START Selected extract
Logan O’Connor’s heater, special teams rolling and other takeaways from Avalanche’s win



DENVER — Avalanche coach Jared Bednar is happy with his team’s results, but he knows there’s plenty for Colorado to clean up, too.

“It’s nowhere near as good as we can play,” he said after Colorado’s 6-4 win against Carolina on Saturday. “We’re going to keep pushing to get as quick as we can to get to the top of our game.”

The team has started games slow early in the season, and its defensive habits aren’t perfect yet. But the Avalanche are 5-0-0 and have shown plenty of reason for optimism. Their star players can go head-to-head with anyone in the league, and newly acquired depth pieces have fit in nicely.

Carolina gave Colorado a scare when it took a 3-2 lead in the second period Saturday, but from then on it was all Avalanche.

“We were missing assignments on the defensive side of it, giving up too many scoring chances, taking penalties,” Bednar said. “I think we finally woke up a little bit.”

And the woken-up Avalanche are a scary sight for opponents. They scored four goals in a row to end the period and take a commanding 6-3 lead. All of their goals came from different players.

Down injured goalie Frederik Andersen, center Sebastian Aho, winger Andrei Svechnikov and defenseman Brett Pesce, Carolina didn’t dress the roster that’s expected to make them a Stanley Cup contender. The Hurricanes aren’t playing like the defensively sound team they likely will be by season’s end. But scoring six times on a perennial playoff team speaks to the firepower on Colorado’s roster, and the goals coming from a variety of lines speaks to its depth.

Here are a few main takeaways from the Saturday evening showdown:


O’Connor makes history

Few players in the NHL are more potent right now than Logan O’Connor when the Avalanche are down a man. For the third consecutive game, he used his speed to create a breakaway and score a short-handed goal.
END Selected extract
START Dataset extract
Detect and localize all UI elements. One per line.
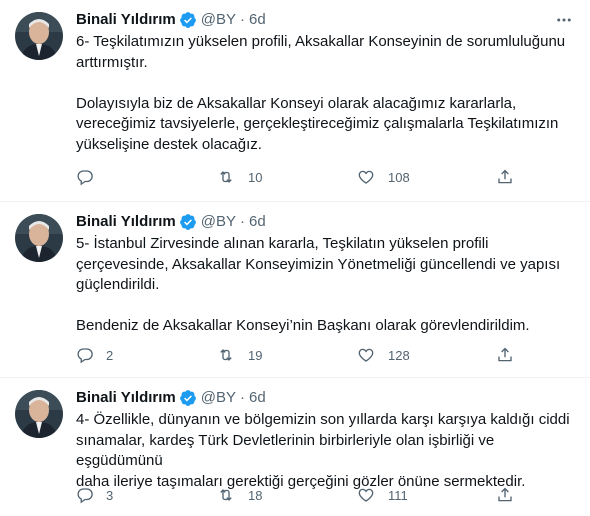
separator-dot: · [240, 213, 245, 230]
tweet-actions: 2 19 128 [76, 345, 516, 365]
share-button[interactable] [496, 345, 516, 365]
avatar[interactable] [15, 12, 63, 60]
share-icon [498, 347, 512, 362]
reply-count: 2 [106, 347, 114, 363]
reply-icon [77, 348, 93, 364]
more-dots-icon[interactable] [554, 10, 574, 30]
tweet[interactable]: Binali Yıldırım @BY · 6d 5- İstanbul Zir… [0, 202, 590, 378]
retweet-button[interactable]: 18 [216, 485, 316, 505]
tweet-text: 5- İstanbul Zirvesinde alınan kararla, T… [76, 235, 561, 334]
share-button[interactable] [496, 167, 516, 187]
retweet-count: 10 [248, 169, 263, 185]
reply-button[interactable]: 3 [76, 485, 176, 505]
share-icon [498, 487, 512, 502]
share-button[interactable] [496, 485, 516, 505]
tweet-header: Binali Yıldırım @BY · 6d [76, 212, 574, 232]
separator-dot: · [240, 389, 245, 406]
avatar-image [15, 390, 63, 438]
retweet-button[interactable]: 10 [216, 167, 316, 187]
retweet-icon [220, 489, 232, 501]
tweet-text: 4- Özellikle, dünyanın ve bölgemizin son… [76, 411, 570, 490]
timestamp[interactable]: 6d [249, 10, 266, 30]
share-icon [498, 169, 512, 184]
verified-badge-icon [179, 389, 197, 407]
avatar-image [15, 12, 63, 60]
like-count: 111 [388, 487, 408, 503]
retweet-button[interactable]: 19 [216, 345, 316, 365]
reply-button[interactable] [76, 167, 176, 187]
avatar[interactable] [15, 390, 63, 438]
author-handle[interactable]: @BY [201, 212, 236, 232]
reply-icon [77, 488, 93, 504]
like-count: 128 [388, 347, 410, 363]
reply-count: 3 [106, 487, 114, 503]
reply-button[interactable]: 2 [76, 345, 176, 365]
tweet-actions: 3 18 111 [76, 485, 516, 505]
tweet[interactable]: Binali Yıldırım @BY · 6d 4- Özellikle, d… [0, 378, 590, 516]
tweet[interactable]: Binali Yıldırım @BY · 6d 6- Teşkilatımız… [0, 0, 590, 202]
author-handle[interactable]: @BY [201, 10, 236, 30]
like-button[interactable]: 111 [356, 485, 456, 505]
reply-icon [77, 170, 93, 186]
tweet-actions: 10 108 [76, 167, 516, 187]
retweet-icon [220, 171, 232, 183]
tweet-feed: Binali Yıldırım @BY · 6d 6- Teşkilatımız… [0, 0, 590, 516]
author-name[interactable]: Binali Yıldırım [76, 10, 176, 30]
retweet-icon [220, 349, 232, 361]
author-name[interactable]: Binali Yıldırım [76, 388, 176, 408]
verified-badge-icon [179, 213, 197, 231]
like-count: 108 [388, 169, 410, 185]
author-name[interactable]: Binali Yıldırım [76, 212, 176, 232]
tweet-text: 6- Teşkilatımızın yükselen profili, Aksa… [76, 33, 566, 153]
heart-icon [358, 488, 374, 502]
tweet-header: Binali Yıldırım @BY · 6d [76, 388, 574, 408]
heart-icon [358, 170, 374, 184]
timestamp[interactable]: 6d [249, 212, 266, 232]
separator-dot: · [240, 11, 245, 28]
like-button[interactable]: 128 [356, 345, 456, 365]
tweet-header: Binali Yıldırım @BY · 6d [76, 10, 574, 30]
retweet-count: 19 [248, 347, 263, 363]
avatar[interactable] [15, 214, 63, 262]
timestamp[interactable]: 6d [249, 388, 266, 408]
verified-badge-icon [179, 11, 197, 29]
retweet-count: 18 [248, 487, 263, 503]
author-handle[interactable]: @BY [201, 388, 236, 408]
heart-icon [358, 348, 374, 362]
avatar-image [15, 214, 63, 262]
like-button[interactable]: 108 [356, 167, 456, 187]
END Dataset extract
> _Short exercise 1_
In the hockey article, what was the final score of Colorado's Saturday game against Carolina?
> _Short exercise 2_
Rewrite the passage of the hockey article that begins at the words "DENVER — Avalanche" and stops after "fit in nicely.", renaming "Avalanche" as "Avs" throughout.
> _Short exercise 3_
Sum up the hockey article in two sentences.

> _Expected answer 1_
Colorado won 6-4.

> _Expected answer 2_
DENVER — Avs coach Jared Bednar is happy with his team’s results, but he knows there’s plenty for Colorado to clean up, too.

“It’s nowhere near as good as we can play,” he said after Colorado’s 6-4 win against Carolina on Saturday. “We’re going to keep pushing to get as quick as we can to get to the top of our game.”

The team has started games slow early in the season, and its defensive habits aren’t perfect yet. But the Avs are 5-0-0 and have shown plenty of reason for optimism. Their star players can go head-to-head with anyone in the league, and newly acquired depth pieces have fit in nicely.

> _Expected answer 3_
Colorado beat Carolina 6-4 on Saturday to improve to 5-0-0, scoring four straight goals after trailing 3-2 in the second period, though coach Jared Bednar said the team is nowhere near as good as it can play. Carolina was without several injured players, and Logan O'Connor scored a short-handed goal for the third consecutive game.